▸ YOUR TASK
Find every line of the listing below where "said" appears, and copy it.

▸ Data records
>> start

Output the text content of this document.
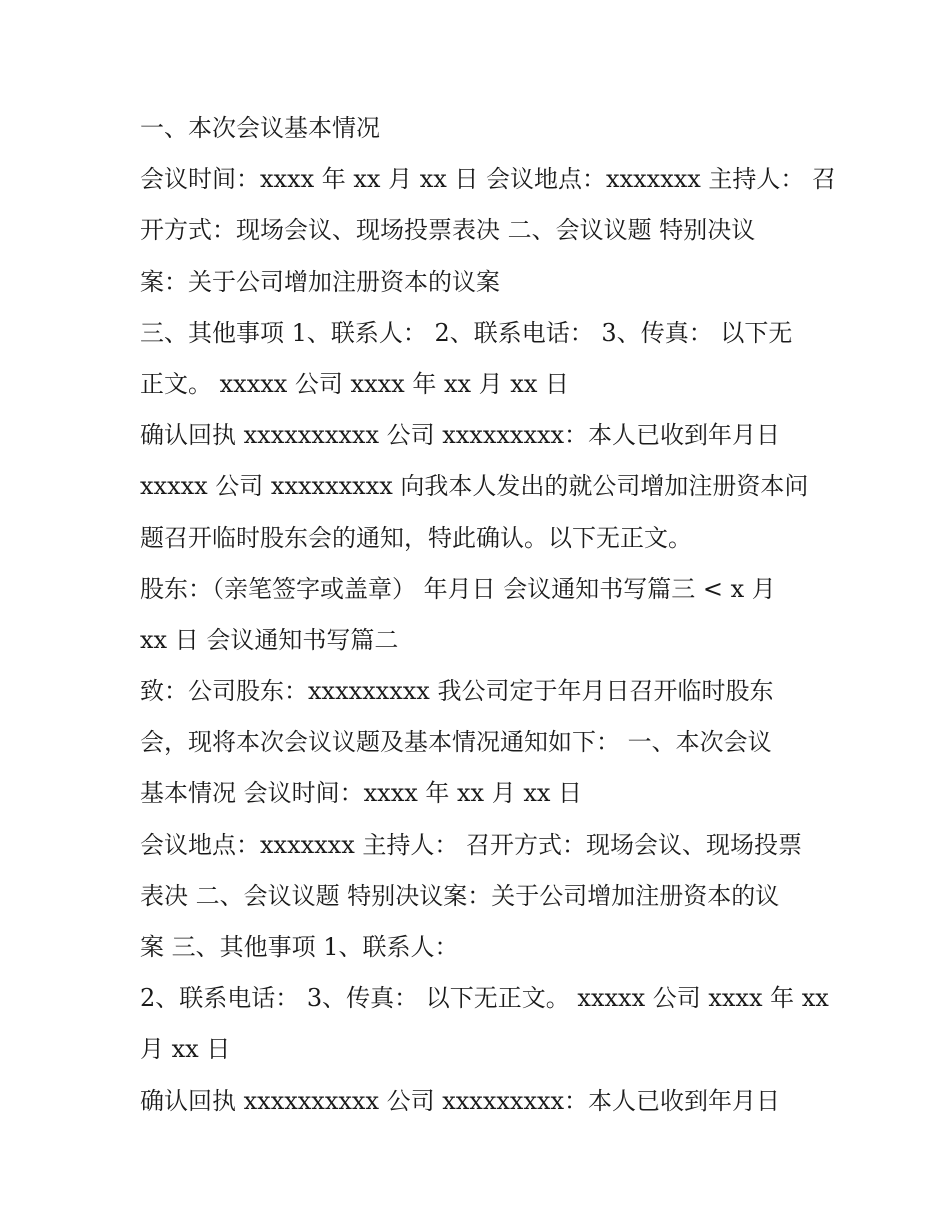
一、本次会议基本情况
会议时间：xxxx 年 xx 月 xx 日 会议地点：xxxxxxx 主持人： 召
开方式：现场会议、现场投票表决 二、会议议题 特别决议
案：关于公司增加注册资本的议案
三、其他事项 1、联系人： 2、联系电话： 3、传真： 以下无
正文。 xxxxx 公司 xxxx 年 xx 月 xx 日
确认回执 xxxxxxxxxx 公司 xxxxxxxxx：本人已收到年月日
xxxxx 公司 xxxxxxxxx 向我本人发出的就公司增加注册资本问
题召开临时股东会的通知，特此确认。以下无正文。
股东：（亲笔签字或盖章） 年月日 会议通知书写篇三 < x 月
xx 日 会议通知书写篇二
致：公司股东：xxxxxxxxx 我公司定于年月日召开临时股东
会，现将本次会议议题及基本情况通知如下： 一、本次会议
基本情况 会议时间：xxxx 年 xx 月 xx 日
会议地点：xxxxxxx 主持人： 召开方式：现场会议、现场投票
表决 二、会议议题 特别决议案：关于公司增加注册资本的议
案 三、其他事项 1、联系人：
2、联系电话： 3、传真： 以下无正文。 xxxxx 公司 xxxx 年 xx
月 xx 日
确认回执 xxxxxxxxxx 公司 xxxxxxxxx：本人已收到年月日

>> end
>> start

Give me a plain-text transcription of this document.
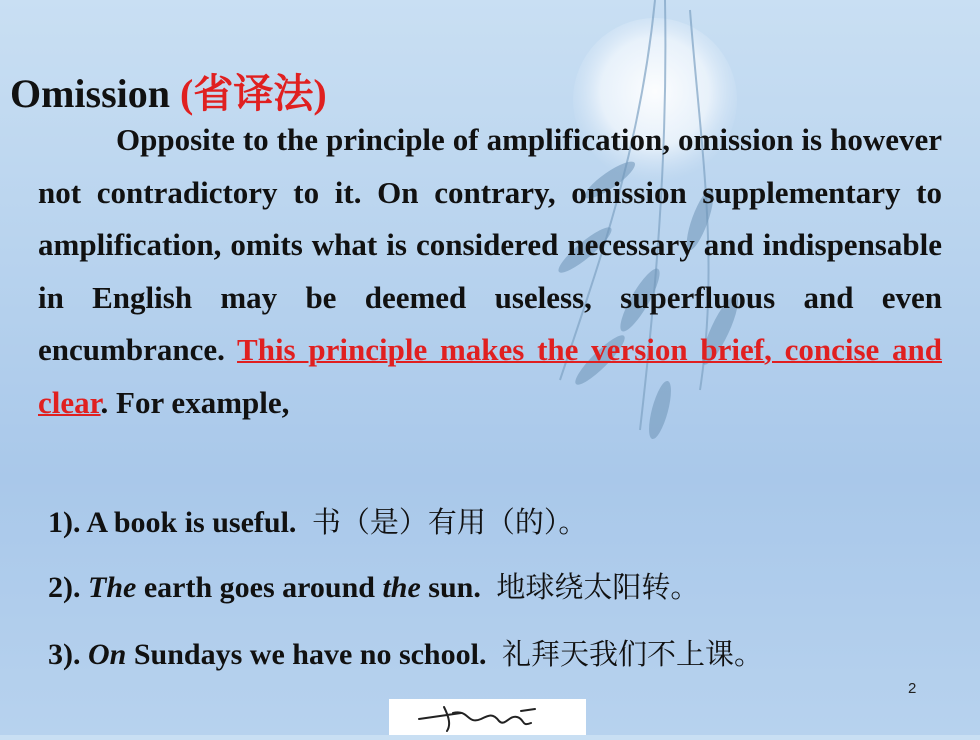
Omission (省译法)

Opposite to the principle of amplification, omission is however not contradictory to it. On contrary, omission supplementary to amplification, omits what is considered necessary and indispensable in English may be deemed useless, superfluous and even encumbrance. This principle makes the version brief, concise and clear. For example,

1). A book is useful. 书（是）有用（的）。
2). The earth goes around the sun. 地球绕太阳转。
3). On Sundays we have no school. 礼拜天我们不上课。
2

>> end
>> start

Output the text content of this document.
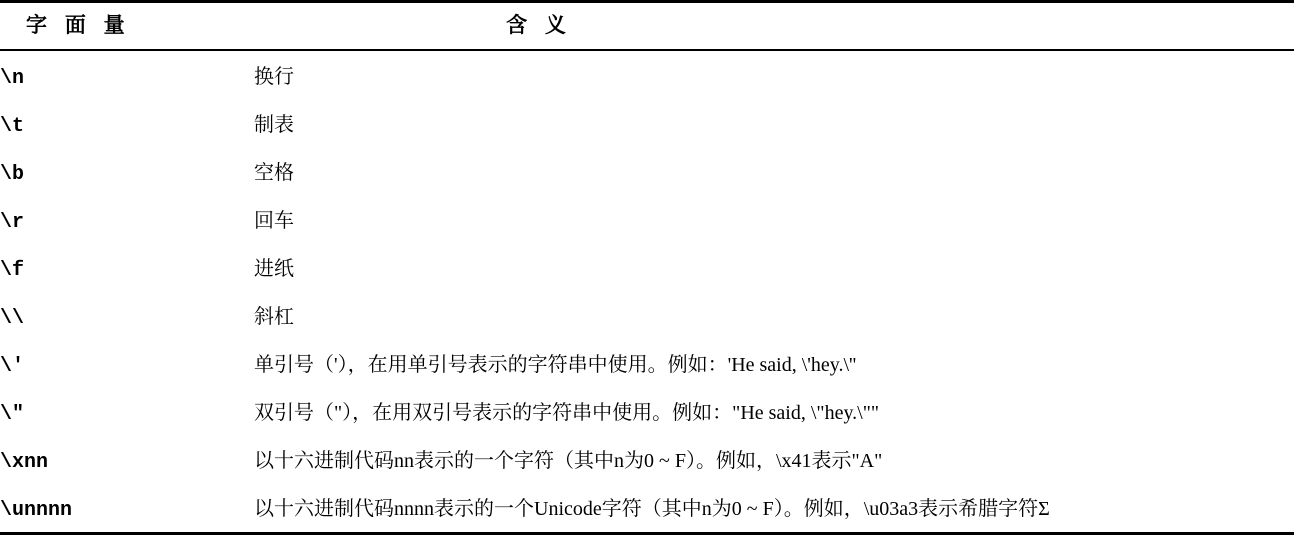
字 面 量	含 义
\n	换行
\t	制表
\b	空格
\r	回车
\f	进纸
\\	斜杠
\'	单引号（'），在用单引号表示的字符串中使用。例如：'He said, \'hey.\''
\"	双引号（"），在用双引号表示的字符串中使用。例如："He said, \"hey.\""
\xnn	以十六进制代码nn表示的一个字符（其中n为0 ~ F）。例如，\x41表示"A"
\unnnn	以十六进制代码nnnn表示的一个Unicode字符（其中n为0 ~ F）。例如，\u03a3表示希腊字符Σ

>> end

▸ EXERCISE SOLUTION
\'	单引号（'），在用单引号表示的字符串中使用。例如：'He said, \'hey.\''
\"	双引号（"），在用双引号表示的字符串中使用。例如："He said, \"hey.\""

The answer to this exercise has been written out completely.